--- begin ---

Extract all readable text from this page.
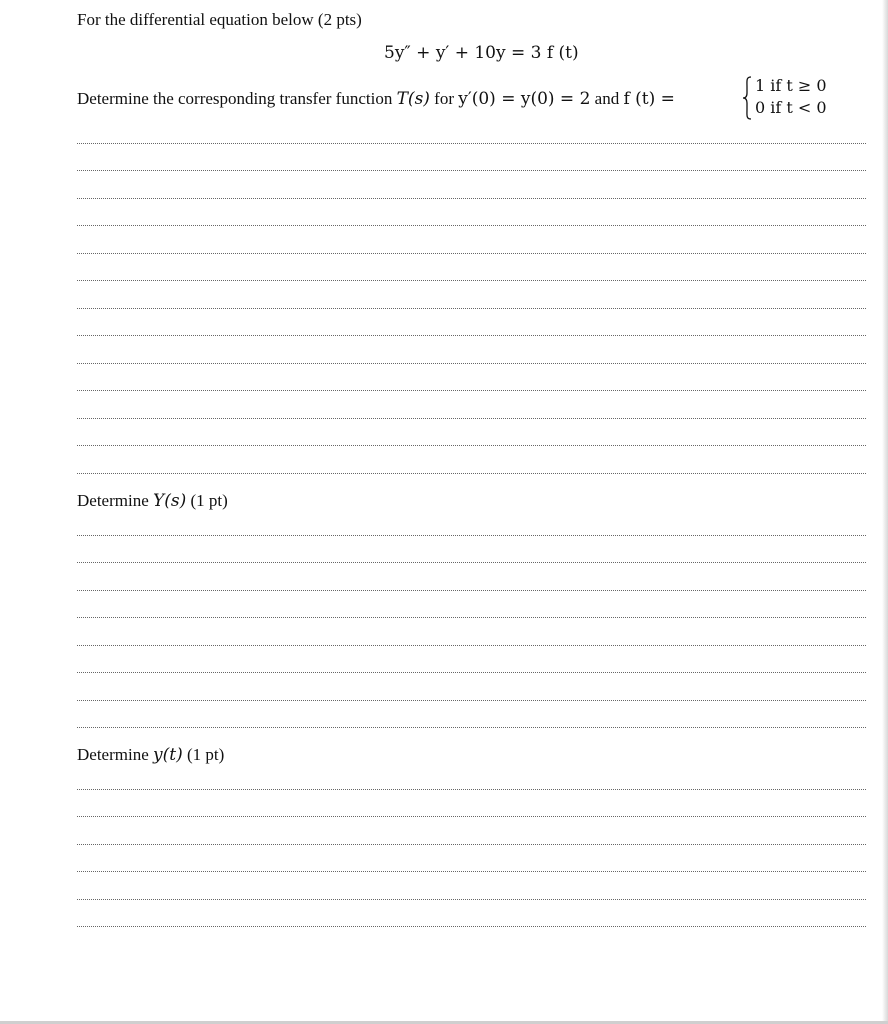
For the differential equation below (2 pts)
5y″ + y′ + 10y = 3 f (t)
Determine the corresponding transfer function T(s) for y′(0) = y(0) = 2 and f (t) =
1 if t ≥ 0
0 if t < 0
Determine Y(s) (1 pt)
Determine y(t) (1 pt)
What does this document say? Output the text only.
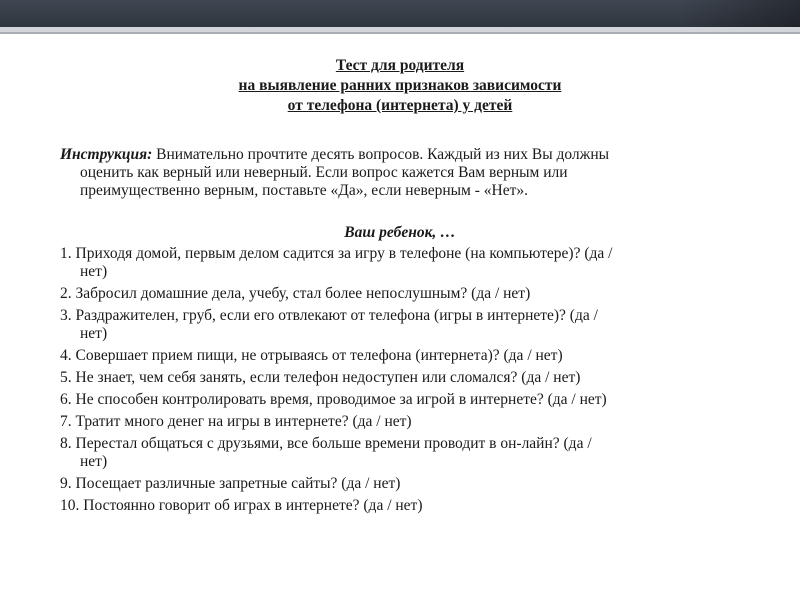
Тест для родителя
на выявление ранних признаков зависимости
от телефона (интернета) у детей
Инструкция: Внимательно прочтите десять вопросов. Каждый из них Вы должны
оценить как верный или неверный. Если вопрос кажется Вам верным или
преимущественно верным, поставьте «Да», если неверным - «Нет».
Ваш ребенок, …
1. Приходя домой, первым делом садится за игру в телефоне (на компьютере)? (да /
нет)
2. Забросил домашние дела, учебу, стал более непослушным? (да / нет)
3. Раздражителен, груб, если его отвлекают от телефона (игры в интернете)? (да /
нет)
4. Совершает прием пищи, не отрываясь от телефона (интернета)? (да / нет)
5. Не знает, чем себя занять, если телефон недоступен или сломался? (да / нет)
6. Не способен контролировать время, проводимое за игрой в интернете? (да / нет)
7. Тратит много денег на игры в интернете? (да / нет)
8. Перестал общаться с друзьями, все больше времени проводит в он-лайн? (да /
нет)
9. Посещает различные запретные сайты? (да / нет)
10. Постоянно говорит об играх в интернете? (да / нет)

--- end ---

[Exercise objective] With the pictures left out, transcribe the material exactly.

[Result]
Extract all readable text from this page.
For the differential equation below (2 pts)
5y″ + y′ + 10y = 3 f (t)
Determine the corresponding transfer function T(s) for y′(0) = y(0) = 2 and f (t) =
1 if t ≥ 0
0 if t < 0
Determine Y(s) (1 pt)
Determine y(t) (1 pt)
What does this document say? Output the text only.
Тест для родителя
на выявление ранних признаков зависимости
от телефона (интернета) у детей
Инструкция: Внимательно прочтите десять вопросов. Каждый из них Вы должны
оценить как верный или неверный. Если вопрос кажется Вам верным или
преимущественно верным, поставьте «Да», если неверным - «Нет».
Ваш ребенок, …
1. Приходя домой, первым делом садится за игру в телефоне (на компьютере)? (да /
нет)
2. Забросил домашние дела, учебу, стал более непослушным? (да / нет)
3. Раздражителен, груб, если его отвлекают от телефона (игры в интернете)? (да /
нет)
4. Совершает прием пищи, не отрываясь от телефона (интернета)? (да / нет)
5. Не знает, чем себя занять, если телефон недоступен или сломался? (да / нет)
6. Не способен контролировать время, проводимое за игрой в интернете? (да / нет)
7. Тратит много денег на игры в интернете? (да / нет)
8. Перестал общаться с друзьями, все больше времени проводит в он-лайн? (да /
нет)
9. Посещает различные запретные сайты? (да / нет)
10. Постоянно говорит об играх в интернете? (да / нет)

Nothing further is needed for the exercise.